### Task to carry out
Each line of the listing must be transcribed exactly, except for the images, which should be excluded.

:: Provided material ::

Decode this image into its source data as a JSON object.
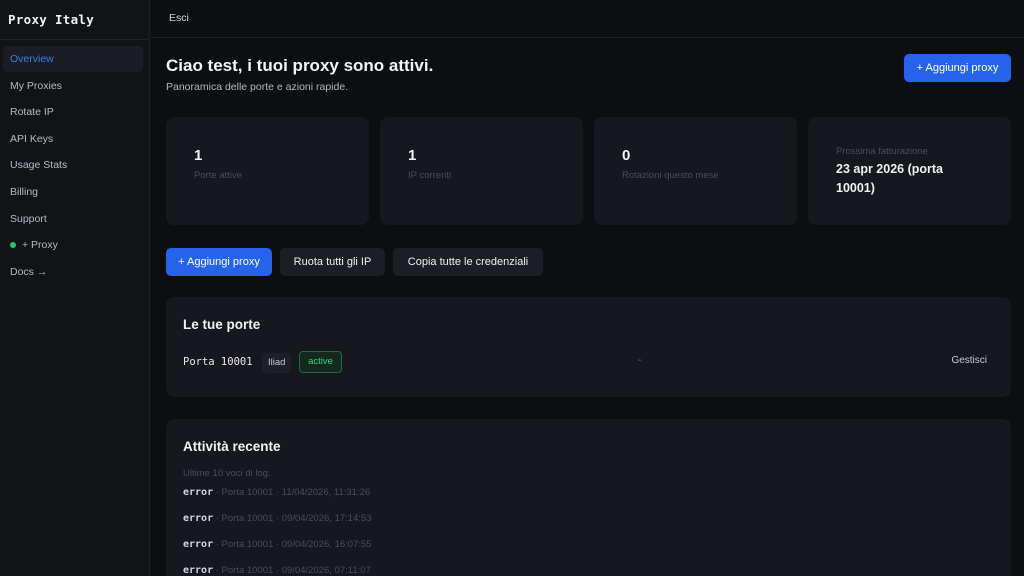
{
  "app": {
    "brand": "Proxy Italy"
  },
  "sidebar": {
    "items": [
      {
        "label": "Overview"
      },
      {
        "label": "My Proxies"
      },
      {
        "label": "Rotate IP"
      },
      {
        "label": "API Keys"
      },
      {
        "label": "Usage Stats"
      },
      {
        "label": "Billing"
      },
      {
        "label": "Support"
      },
      {
        "label": "+ Proxy"
      },
      {
        "label": "Docs →"
      }
    ],
    "active_index": 0
  },
  "topbar": {
    "logout_label": "Esci"
  },
  "header": {
    "title": "Ciao test, i tuoi proxy sono attivi.",
    "subtitle": "Panoramica delle porte e azioni rapide.",
    "add_button_label": "+ Aggiungi proxy"
  },
  "stats": [
    {
      "value": "1",
      "label": "Porte attive"
    },
    {
      "value": "1",
      "label": "IP correnti"
    },
    {
      "value": "0",
      "label": "Rotazioni questo mese"
    }
  ],
  "billing": {
    "label": "Prossima fatturazione",
    "value": "23 apr 2026 (porta 10001)"
  },
  "actions": {
    "add_label": "+ Aggiungi proxy",
    "rotate_label": "Ruota tutti gli IP",
    "copy_label": "Copia tutte le credenziali"
  },
  "ports_panel": {
    "title": "Le tue porte",
    "port": {
      "name": "Porta 10001",
      "carrier": "Iliad",
      "status": "active",
      "extra": "-",
      "manage_label": "Gestisci"
    }
  },
  "activity_panel": {
    "title": "Attività recente",
    "caption": "Ultime 10 voci di log.",
    "logs": [
      {
        "level": "error",
        "text": " · Porta 10001 · 11/04/2026, 11:31:26"
      },
      {
        "level": "error",
        "text": " · Porta 10001 · 09/04/2026, 17:14:53"
      },
      {
        "level": "error",
        "text": " · Porta 10001 · 09/04/2026, 16:07:55"
      },
      {
        "level": "error",
        "text": " · Porta 10001 · 09/04/2026, 07:11:07"
      }
    ]
  },
  "colors": {
    "accent": "#2563eb",
    "active_nav": "#3d7bf2",
    "status_green": "#34d17e",
    "dot": "#22c55e"
  }
}
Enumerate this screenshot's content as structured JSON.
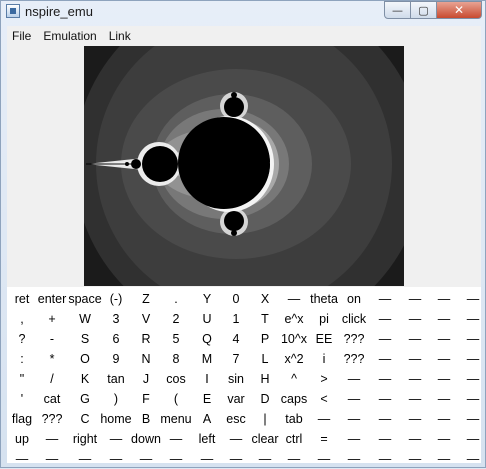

:::

### Solved exercise
Decode this image into its source data as a JSON object.
{
  "app": {
    "brand": "Proxy Italy"
  },
  "sidebar": {
    "items": [
      {
        "label": "Overview"
      },
      {
        "label": "My Proxies"
      },
      {
        "label": "Rotate IP"
      },
      {
        "label": "API Keys"
      },
      {
        "label": "Usage Stats"
      },
      {
        "label": "Billing"
      },
      {
        "label": "Support"
      },
      {
        "label": "+ Proxy"
      },
      {
        "label": "Docs →"
      }
    ],
    "active_index": 0
  },
  "topbar": {
    "logout_label": "Esci"
  },
  "header": {
    "title": "Ciao test, i tuoi proxy sono attivi.",
    "subtitle": "Panoramica delle porte e azioni rapide.",
    "add_button_label": "+ Aggiungi proxy"
  },
  "stats": [
    {
      "value": "1",
      "label": "Porte attive"
    },
    {
      "value": "1",
      "label": "IP correnti"
    },
    {
      "value": "0",
      "label": "Rotazioni questo mese"
    }
  ],
  "billing": {
    "label": "Prossima fatturazione",
    "value": "23 apr 2026 (porta 10001)"
  },
  "actions": {
    "add_label": "+ Aggiungi proxy",
    "rotate_label": "Ruota tutti gli IP",
    "copy_label": "Copia tutte le credenziali"
  },
  "ports_panel": {
    "title": "Le tue porte",
    "port": {
      "name": "Porta 10001",
      "carrier": "Iliad",
      "status": "active",
      "extra": "-",
      "manage_label": "Gestisci"
    }
  },
  "activity_panel": {
    "title": "Attività recente",
    "caption": "Ultime 10 voci di log.",
    "logs": [
      {
        "level": "error",
        "text": " · Porta 10001 · 11/04/2026, 11:31:26"
      },
      {
        "level": "error",
        "text": " · Porta 10001 · 09/04/2026, 17:14:53"
      },
      {
        "level": "error",
        "text": " · Porta 10001 · 09/04/2026, 16:07:55"
      },
      {
        "level": "error",
        "text": " · Porta 10001 · 09/04/2026, 07:11:07"
      }
    ]
  },
  "colors": {
    "accent": "#2563eb",
    "active_nav": "#3d7bf2",
    "status_green": "#34d17e",
    "dot": "#22c55e"
  }
}
Enumerate this screenshot's content as structured JSON.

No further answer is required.